*Requirement 1*
Copy these records line for line. Begin at the first line of the records and stop after the line that contains "578, 726, 608]".

— start of Passage provided —

MySQL Bugs: #65037: ndbd can't start while old transactions are kept open

Bug #65037	ndbd can't start while old transactions are kept open
Submitted:	19 Apr 2012 15:19	Modified:	30 Sep 2015 12:50
Reporter:	Hartmut Holzgraefe	Email Updates:
Status:	Verified	Impact on me:	None
Category:	MySQL Cluster: Cluster (NDB) storage engine	Severity:	S3 (Non-critical)
Version:	7.1.x, 7.2.12	OS:	Linux
Assigned to:		CPU Architecture:	Any

Description:
A starting data node seems to have to lock all rows for a short period of time during start phase 5. 

If a long running transaction holds row locks that the starting node needs it will remain in phase 5 until that transaction ends, without giving any hint what it is waiting for.

How to repeat:
* create a test table like:

   CREATE TABLE t1(id int primary key, val int);
   INSERT INTO t1 VALUES(1,1);

* stop one data node

* update the test table row in a loop:

   BEGIN
   while(true)

— end of Passage provided —

*Requirement 2*
Translate this sentence from the bug report into Spanish: "A starting data node seems to have to lock all rows for a short period of time during start phase 5."

— start of Available records —

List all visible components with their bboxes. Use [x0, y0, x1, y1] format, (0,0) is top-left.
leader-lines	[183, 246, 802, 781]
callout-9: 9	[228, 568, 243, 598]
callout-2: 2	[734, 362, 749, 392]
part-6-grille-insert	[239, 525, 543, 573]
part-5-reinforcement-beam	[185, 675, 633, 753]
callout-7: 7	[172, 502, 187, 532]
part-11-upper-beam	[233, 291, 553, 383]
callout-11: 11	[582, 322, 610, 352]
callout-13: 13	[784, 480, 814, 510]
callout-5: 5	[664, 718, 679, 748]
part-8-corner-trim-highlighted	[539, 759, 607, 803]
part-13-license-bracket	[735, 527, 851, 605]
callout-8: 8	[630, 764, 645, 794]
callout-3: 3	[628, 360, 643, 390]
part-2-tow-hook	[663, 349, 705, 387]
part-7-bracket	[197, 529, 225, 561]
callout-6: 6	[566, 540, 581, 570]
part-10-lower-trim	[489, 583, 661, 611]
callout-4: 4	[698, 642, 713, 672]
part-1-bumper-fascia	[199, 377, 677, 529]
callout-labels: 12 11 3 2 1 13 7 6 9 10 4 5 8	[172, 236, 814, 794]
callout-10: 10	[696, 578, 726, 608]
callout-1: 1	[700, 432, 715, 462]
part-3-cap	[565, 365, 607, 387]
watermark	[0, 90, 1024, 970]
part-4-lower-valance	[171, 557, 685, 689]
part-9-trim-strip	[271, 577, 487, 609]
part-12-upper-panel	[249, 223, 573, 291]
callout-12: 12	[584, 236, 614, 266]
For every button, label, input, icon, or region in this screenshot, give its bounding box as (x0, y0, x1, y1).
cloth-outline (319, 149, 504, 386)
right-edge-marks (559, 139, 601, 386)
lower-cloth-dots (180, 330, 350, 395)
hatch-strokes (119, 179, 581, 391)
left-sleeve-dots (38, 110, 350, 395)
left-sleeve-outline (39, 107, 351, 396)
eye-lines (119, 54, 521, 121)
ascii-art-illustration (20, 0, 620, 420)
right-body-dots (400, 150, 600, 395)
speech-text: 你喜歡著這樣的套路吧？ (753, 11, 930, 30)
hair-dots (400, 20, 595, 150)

— end of Available records —

*Response 1*
List all visible components with their bboxes. Use [x0, y0, x1, y1] format, (0,0) is top-left.
leader-lines	[183, 246, 802, 781]
callout-9: 9	[228, 568, 243, 598]
callout-2: 2	[734, 362, 749, 392]
part-6-grille-insert	[239, 525, 543, 573]
part-5-reinforcement-beam	[185, 675, 633, 753]
callout-7: 7	[172, 502, 187, 532]
part-11-upper-beam	[233, 291, 553, 383]
callout-11: 11	[582, 322, 610, 352]
callout-13: 13	[784, 480, 814, 510]
callout-5: 5	[664, 718, 679, 748]
part-8-corner-trim-highlighted	[539, 759, 607, 803]
part-13-license-bracket	[735, 527, 851, 605]
callout-8: 8	[630, 764, 645, 794]
callout-3: 3	[628, 360, 643, 390]
part-2-tow-hook	[663, 349, 705, 387]
part-7-bracket	[197, 529, 225, 561]
callout-6: 6	[566, 540, 581, 570]
part-10-lower-trim	[489, 583, 661, 611]
callout-4: 4	[698, 642, 713, 672]
part-1-bumper-fascia	[199, 377, 677, 529]
callout-labels: 12 11 3 2 1 13 7 6 9 10 4 5 8	[172, 236, 814, 794]
callout-10: 10	[696, 578, 726, 608]

*Response 2*
Un nodo de datos que se está iniciando parece tener que bloquear todas las filas durante un breve periodo de tiempo en la fase de inicio 5.